AIM OF THE EXERCISE: Set down each line of the data below exactly as it stands, dropping the pictures.

** Start of SUPPLIED DATA **

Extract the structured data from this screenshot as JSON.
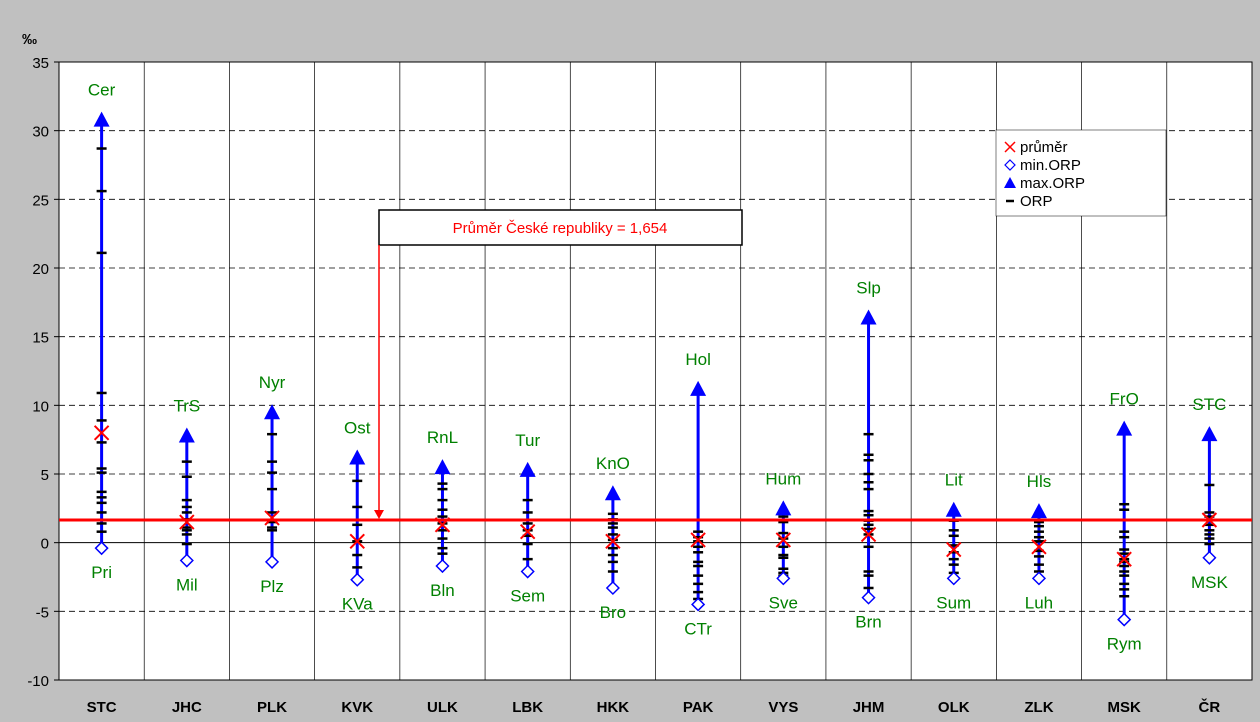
{
  "chart_data": {
    "type": "scatter",
    "y_unit_label": "‰",
    "ylim": [
      -10,
      35
    ],
    "yticks": [
      35,
      30,
      25,
      20,
      15,
      10,
      5,
      0,
      -5,
      -10
    ],
    "grid": true,
    "legend_placement": "top-right",
    "legend": [
      "průměr",
      "min.ORP",
      "max.ORP",
      "ORP"
    ],
    "reference_line": {
      "label": "Průměr České republiky = 1,654",
      "value": 1.654
    },
    "categories": [
      "STC",
      "JHC",
      "PLK",
      "KVK",
      "ULK",
      "LBK",
      "HKK",
      "PAK",
      "VYS",
      "JHM",
      "OLK",
      "ZLK",
      "MSK",
      "ČR"
    ],
    "series": [
      {
        "name": "průměr",
        "values": [
          8.0,
          1.5,
          1.8,
          0.1,
          1.3,
          0.8,
          0.1,
          0.2,
          0.2,
          0.6,
          -0.5,
          -0.3,
          -1.2,
          1.65
        ]
      },
      {
        "name": "min.ORP",
        "values": [
          -0.4,
          -1.3,
          -1.4,
          -2.7,
          -1.7,
          -2.1,
          -3.3,
          -4.5,
          -2.6,
          -4.0,
          -2.6,
          -2.6,
          -5.6,
          -1.1
        ]
      },
      {
        "name": "max.ORP",
        "values": [
          30.8,
          7.8,
          9.5,
          6.2,
          5.5,
          5.3,
          3.6,
          11.2,
          2.5,
          16.4,
          2.4,
          2.3,
          8.3,
          7.9
        ]
      },
      {
        "name": "ORP",
        "values": [
          [
            28.7,
            25.6,
            21.1,
            10.9,
            8.9,
            7.3,
            5.4,
            5.1,
            3.7,
            3.3,
            2.9,
            2.2,
            1.4,
            0.8
          ],
          [
            5.9,
            4.8,
            3.1,
            2.6,
            2.2,
            1.7,
            1.1,
            0.9,
            0.6,
            -0.1
          ],
          [
            7.9,
            5.9,
            5.1,
            3.9,
            2.2,
            1.5,
            1.1,
            0.9
          ],
          [
            4.5,
            2.6,
            1.3,
            0.1,
            -0.9,
            -1.8
          ],
          [
            4.3,
            3.9,
            3.1,
            2.4,
            1.9,
            1.4,
            0.9,
            0.3,
            -0.4,
            -0.8
          ],
          [
            3.1,
            2.2,
            1.4,
            0.9,
            0.5,
            -0.1,
            -1.2
          ],
          [
            2.1,
            1.7,
            1.4,
            1.1,
            0.6,
            0.2,
            -0.4,
            -0.9,
            -1.4,
            -2.1
          ],
          [
            0.8,
            0.4,
            0.1,
            -0.3,
            -0.7,
            -1.4,
            -1.7,
            -2.4,
            -3.0,
            -3.6,
            -4.1
          ],
          [
            1.9,
            1.5,
            0.7,
            0.3,
            -0.3,
            -0.9,
            -1.1,
            -1.9,
            -2.2,
            -2.4
          ],
          [
            7.9,
            6.4,
            6.0,
            5.0,
            4.4,
            3.9,
            2.3,
            2.0,
            1.6,
            1.3,
            1.0,
            0.6,
            -0.3,
            -2.1,
            -2.4,
            -3.3
          ],
          [
            2.0,
            1.6,
            0.9,
            0.5,
            -0.2,
            -0.7,
            -1.2,
            -1.6,
            -2.2
          ],
          [
            2.0,
            1.5,
            1.2,
            0.8,
            0.4,
            0.1,
            -0.6,
            -1.0,
            -1.6,
            -2.1
          ],
          [
            2.8,
            2.4,
            0.8,
            0.4,
            -0.5,
            -0.8,
            -1.2,
            -1.4,
            -1.7,
            -2.1,
            -2.4,
            -3.0,
            -3.4,
            -3.9
          ],
          [
            4.2,
            2.2,
            1.9,
            1.3,
            0.9,
            0.6,
            0.3,
            -0.1
          ]
        ]
      }
    ],
    "max_labels": [
      "Cer",
      "TrS",
      "Nyr",
      "Ost",
      "RnL",
      "Tur",
      "KnO",
      "Hol",
      "Hum",
      "Slp",
      "Lit",
      "Hls",
      "FrO",
      "STC"
    ],
    "min_labels": [
      "Pri",
      "Mil",
      "Plz",
      "KVa",
      "Bln",
      "Sem",
      "Bro",
      "CTr",
      "Sve",
      "Brn",
      "Sum",
      "Luh",
      "Rym",
      "MSK"
    ],
    "colors": {
      "plot_bg": "#ffffff",
      "frame_bg": "#c0c0c0",
      "bar": "#0000ff",
      "avg": "#ff0000",
      "ref": "#ff0000",
      "label": "#008000",
      "orp": "#000000"
    }
  }
}
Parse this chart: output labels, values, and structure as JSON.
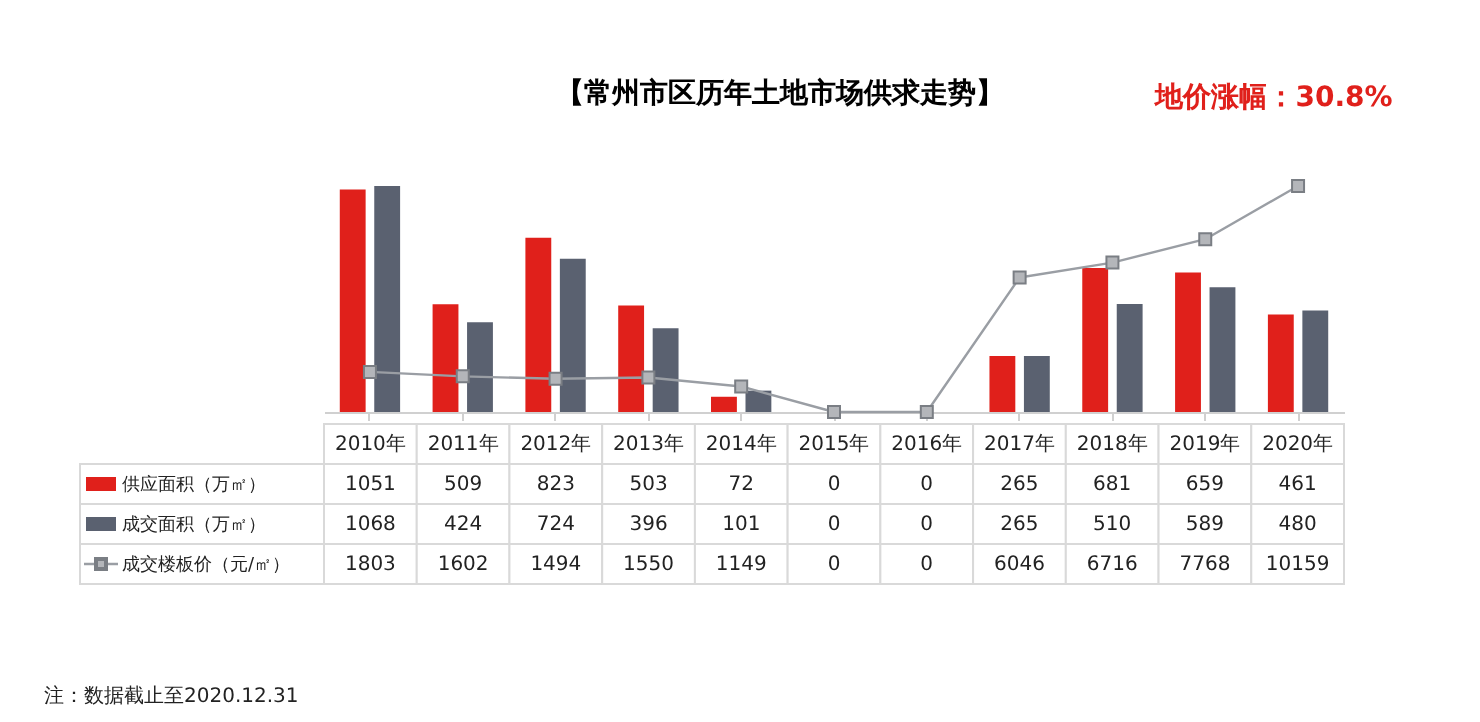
{
  "chart_data": {
    "type": "bar",
    "title": "【常州市区历年土地市场供求走势】",
    "categories": [
      "2010年",
      "2011年",
      "2012年",
      "2013年",
      "2014年",
      "2015年",
      "2016年",
      "2017年",
      "2018年",
      "2019年",
      "2020年"
    ],
    "series": [
      {
        "name": "供应面积（万㎡）",
        "color": "#e0201b",
        "values": [
          1051,
          509,
          823,
          503,
          72,
          0,
          0,
          265,
          681,
          659,
          461
        ]
      },
      {
        "name": "成交面积（万㎡）",
        "color": "#5a6170",
        "values": [
          1068,
          424,
          724,
          396,
          101,
          0,
          0,
          265,
          510,
          589,
          480
        ]
      },
      {
        "name": "成交楼板价（元/㎡）",
        "type": "line",
        "axis": "y2",
        "color": "#9a9ea4",
        "marker": "square",
        "values": [
          1803,
          1602,
          1494,
          1550,
          1149,
          0,
          0,
          6046,
          6716,
          7768,
          10159
        ]
      }
    ],
    "tick_labels": false,
    "data_labels": true,
    "legend": "bottom",
    "annotations": [
      "地价涨幅：30.8%",
      "注：数据截止至2020.12.31"
    ]
  }
}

** End of SUPPLIED DATA **

SOLUTION BELOW:
Extract the structured data from this screenshot as JSON.
{
  "chart_data": {
    "type": "scatter",
    "y_unit_label": "‰",
    "ylim": [
      -10,
      35
    ],
    "yticks": [
      35,
      30,
      25,
      20,
      15,
      10,
      5,
      0,
      -5,
      -10
    ],
    "grid": true,
    "legend_placement": "top-right",
    "legend": [
      "průměr",
      "min.ORP",
      "max.ORP",
      "ORP"
    ],
    "reference_line": {
      "label": "Průměr České republiky = 1,654",
      "value": 1.654
    },
    "categories": [
      "STC",
      "JHC",
      "PLK",
      "KVK",
      "ULK",
      "LBK",
      "HKK",
      "PAK",
      "VYS",
      "JHM",
      "OLK",
      "ZLK",
      "MSK",
      "ČR"
    ],
    "series": [
      {
        "name": "průměr",
        "values": [
          8.0,
          1.5,
          1.8,
          0.1,
          1.3,
          0.8,
          0.1,
          0.2,
          0.2,
          0.6,
          -0.5,
          -0.3,
          -1.2,
          1.65
        ]
      },
      {
        "name": "min.ORP",
        "values": [
          -0.4,
          -1.3,
          -1.4,
          -2.7,
          -1.7,
          -2.1,
          -3.3,
          -4.5,
          -2.6,
          -4.0,
          -2.6,
          -2.6,
          -5.6,
          -1.1
        ]
      },
      {
        "name": "max.ORP",
        "values": [
          30.8,
          7.8,
          9.5,
          6.2,
          5.5,
          5.3,
          3.6,
          11.2,
          2.5,
          16.4,
          2.4,
          2.3,
          8.3,
          7.9
        ]
      },
      {
        "name": "ORP",
        "values": [
          [
            28.7,
            25.6,
            21.1,
            10.9,
            8.9,
            7.3,
            5.4,
            5.1,
            3.7,
            3.3,
            2.9,
            2.2,
            1.4,
            0.8
          ],
          [
            5.9,
            4.8,
            3.1,
            2.6,
            2.2,
            1.7,
            1.1,
            0.9,
            0.6,
            -0.1
          ],
          [
            7.9,
            5.9,
            5.1,
            3.9,
            2.2,
            1.5,
            1.1,
            0.9
          ],
          [
            4.5,
            2.6,
            1.3,
            0.1,
            -0.9,
            -1.8
          ],
          [
            4.3,
            3.9,
            3.1,
            2.4,
            1.9,
            1.4,
            0.9,
            0.3,
            -0.4,
            -0.8
          ],
          [
            3.1,
            2.2,
            1.4,
            0.9,
            0.5,
            -0.1,
            -1.2
          ],
          [
            2.1,
            1.7,
            1.4,
            1.1,
            0.6,
            0.2,
            -0.4,
            -0.9,
            -1.4,
            -2.1
          ],
          [
            0.8,
            0.4,
            0.1,
            -0.3,
            -0.7,
            -1.4,
            -1.7,
            -2.4,
            -3.0,
            -3.6,
            -4.1
          ],
          [
            1.9,
            1.5,
            0.7,
            0.3,
            -0.3,
            -0.9,
            -1.1,
            -1.9,
            -2.2,
            -2.4
          ],
          [
            7.9,
            6.4,
            6.0,
            5.0,
            4.4,
            3.9,
            2.3,
            2.0,
            1.6,
            1.3,
            1.0,
            0.6,
            -0.3,
            -2.1,
            -2.4,
            -3.3
          ],
          [
            2.0,
            1.6,
            0.9,
            0.5,
            -0.2,
            -0.7,
            -1.2,
            -1.6,
            -2.2
          ],
          [
            2.0,
            1.5,
            1.2,
            0.8,
            0.4,
            0.1,
            -0.6,
            -1.0,
            -1.6,
            -2.1
          ],
          [
            2.8,
            2.4,
            0.8,
            0.4,
            -0.5,
            -0.8,
            -1.2,
            -1.4,
            -1.7,
            -2.1,
            -2.4,
            -3.0,
            -3.4,
            -3.9
          ],
          [
            4.2,
            2.2,
            1.9,
            1.3,
            0.9,
            0.6,
            0.3,
            -0.1
          ]
        ]
      }
    ],
    "max_labels": [
      "Cer",
      "TrS",
      "Nyr",
      "Ost",
      "RnL",
      "Tur",
      "KnO",
      "Hol",
      "Hum",
      "Slp",
      "Lit",
      "Hls",
      "FrO",
      "STC"
    ],
    "min_labels": [
      "Pri",
      "Mil",
      "Plz",
      "KVa",
      "Bln",
      "Sem",
      "Bro",
      "CTr",
      "Sve",
      "Brn",
      "Sum",
      "Luh",
      "Rym",
      "MSK"
    ],
    "colors": {
      "plot_bg": "#ffffff",
      "frame_bg": "#c0c0c0",
      "bar": "#0000ff",
      "avg": "#ff0000",
      "ref": "#ff0000",
      "label": "#008000",
      "orp": "#000000"
    }
  }
}
Parse this chart: output labels, values, and structure as JSON.
{
  "chart_data": {
    "type": "bar",
    "title": "【常州市区历年土地市场供求走势】",
    "categories": [
      "2010年",
      "2011年",
      "2012年",
      "2013年",
      "2014年",
      "2015年",
      "2016年",
      "2017年",
      "2018年",
      "2019年",
      "2020年"
    ],
    "series": [
      {
        "name": "供应面积（万㎡）",
        "color": "#e0201b",
        "values": [
          1051,
          509,
          823,
          503,
          72,
          0,
          0,
          265,
          681,
          659,
          461
        ]
      },
      {
        "name": "成交面积（万㎡）",
        "color": "#5a6170",
        "values": [
          1068,
          424,
          724,
          396,
          101,
          0,
          0,
          265,
          510,
          589,
          480
        ]
      },
      {
        "name": "成交楼板价（元/㎡）",
        "type": "line",
        "axis": "y2",
        "color": "#9a9ea4",
        "marker": "square",
        "values": [
          1803,
          1602,
          1494,
          1550,
          1149,
          0,
          0,
          6046,
          6716,
          7768,
          10159
        ]
      }
    ],
    "tick_labels": false,
    "data_labels": true,
    "legend": "bottom",
    "annotations": [
      "地价涨幅：30.8%",
      "注：数据截止至2020.12.31"
    ]
  }
}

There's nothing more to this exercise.